# Instruction
Omit the images. Copy each entry word for word.

** START Stored data **

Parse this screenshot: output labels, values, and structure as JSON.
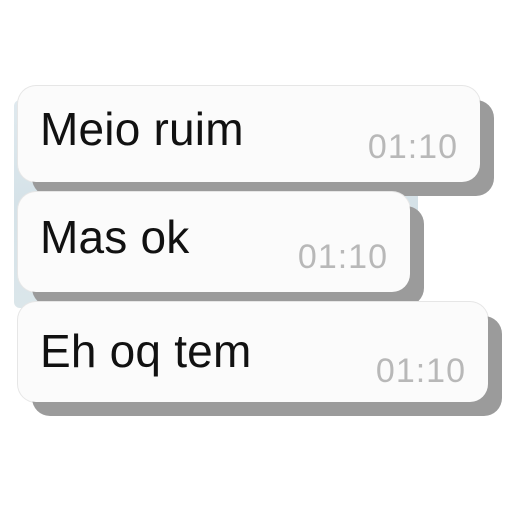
{
  "messages": [
    {
      "text": "Meio ruim",
      "time": "01:10"
    },
    {
      "text": "Mas ok",
      "time": "01:10"
    },
    {
      "text": "Eh oq tem",
      "time": "01:10"
    }
  ],
  "colors": {
    "bubble": "#fbfbfb",
    "shadow": "#9b9b9b",
    "text": "#111111",
    "timestamp": "#b8b8b8",
    "chat_background": "#d5e2e8"
  }
}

** END Stored data **

# Correct result
Parse this screenshot: output labels, values, and structure as JSON.
{
  "messages": [
    {
      "text": "Meio ruim",
      "time": "01:10"
    },
    {
      "text": "Mas ok",
      "time": "01:10"
    },
    {
      "text": "Eh oq tem",
      "time": "01:10"
    }
  ],
  "colors": {
    "bubble": "#fbfbfb",
    "shadow": "#9b9b9b",
    "text": "#111111",
    "timestamp": "#b8b8b8",
    "chat_background": "#d5e2e8"
  }
}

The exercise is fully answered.